begin
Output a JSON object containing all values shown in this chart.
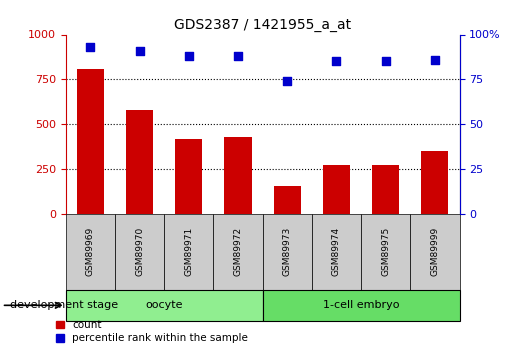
{
  "title": "GDS2387 / 1421955_a_at",
  "samples": [
    "GSM89969",
    "GSM89970",
    "GSM89971",
    "GSM89972",
    "GSM89973",
    "GSM89974",
    "GSM89975",
    "GSM89999"
  ],
  "counts": [
    810,
    580,
    420,
    430,
    155,
    270,
    275,
    350
  ],
  "percentiles": [
    93,
    91,
    88,
    88,
    74,
    85,
    85,
    86
  ],
  "groups": [
    {
      "label": "oocyte",
      "indices": [
        0,
        1,
        2,
        3
      ],
      "color": "#90EE90"
    },
    {
      "label": "1-cell embryo",
      "indices": [
        4,
        5,
        6,
        7
      ],
      "color": "#66DD66"
    }
  ],
  "bar_color": "#CC0000",
  "dot_color": "#0000CC",
  "ylim_left": [
    0,
    1000
  ],
  "ylim_right": [
    0,
    100
  ],
  "yticks_left": [
    0,
    250,
    500,
    750,
    1000
  ],
  "yticks_right": [
    0,
    25,
    50,
    75,
    100
  ],
  "grid_lines": [
    250,
    500,
    750
  ],
  "background_color": "#ffffff",
  "tick_area_color": "#cccccc",
  "legend_count_label": "count",
  "legend_pct_label": "percentile rank within the sample",
  "dev_stage_label": "development stage",
  "bar_width": 0.55
}
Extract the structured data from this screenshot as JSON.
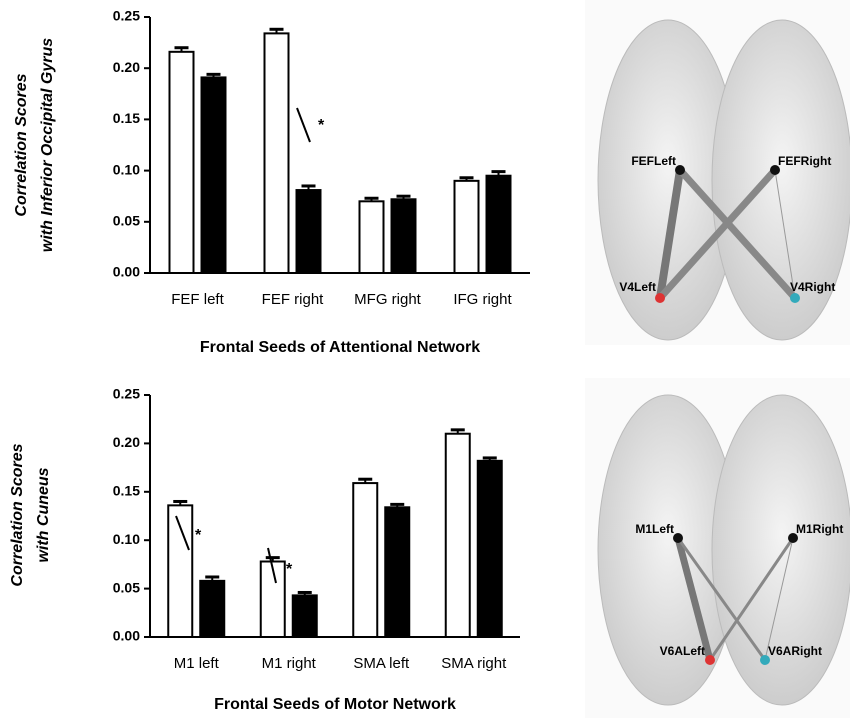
end
- [AIM OF THE TASK] From the material above, copy everything exactly but the pictures.

- [RESPONSE TO THE EXERCISE]
Output a JSON object containing all values shown in this chart.
{
  "title": "GDS2387 / 1421955_a_at",
  "samples": [
    "GSM89969",
    "GSM89970",
    "GSM89971",
    "GSM89972",
    "GSM89973",
    "GSM89974",
    "GSM89975",
    "GSM89999"
  ],
  "counts": [
    810,
    580,
    420,
    430,
    155,
    270,
    275,
    350
  ],
  "percentiles": [
    93,
    91,
    88,
    88,
    74,
    85,
    85,
    86
  ],
  "groups": [
    {
      "label": "oocyte",
      "indices": [
        0,
        1,
        2,
        3
      ],
      "color": "#90EE90"
    },
    {
      "label": "1-cell embryo",
      "indices": [
        4,
        5,
        6,
        7
      ],
      "color": "#66DD66"
    }
  ],
  "bar_color": "#CC0000",
  "dot_color": "#0000CC",
  "ylim_left": [
    0,
    1000
  ],
  "ylim_right": [
    0,
    100
  ],
  "yticks_left": [
    0,
    250,
    500,
    750,
    1000
  ],
  "yticks_right": [
    0,
    25,
    50,
    75,
    100
  ],
  "grid_lines": [
    250,
    500,
    750
  ],
  "background_color": "#ffffff",
  "tick_area_color": "#cccccc",
  "legend_count_label": "count",
  "legend_pct_label": "percentile rank within the sample",
  "dev_stage_label": "development stage",
  "bar_width": 0.55
}
Extract the structured data from this screenshot as JSON.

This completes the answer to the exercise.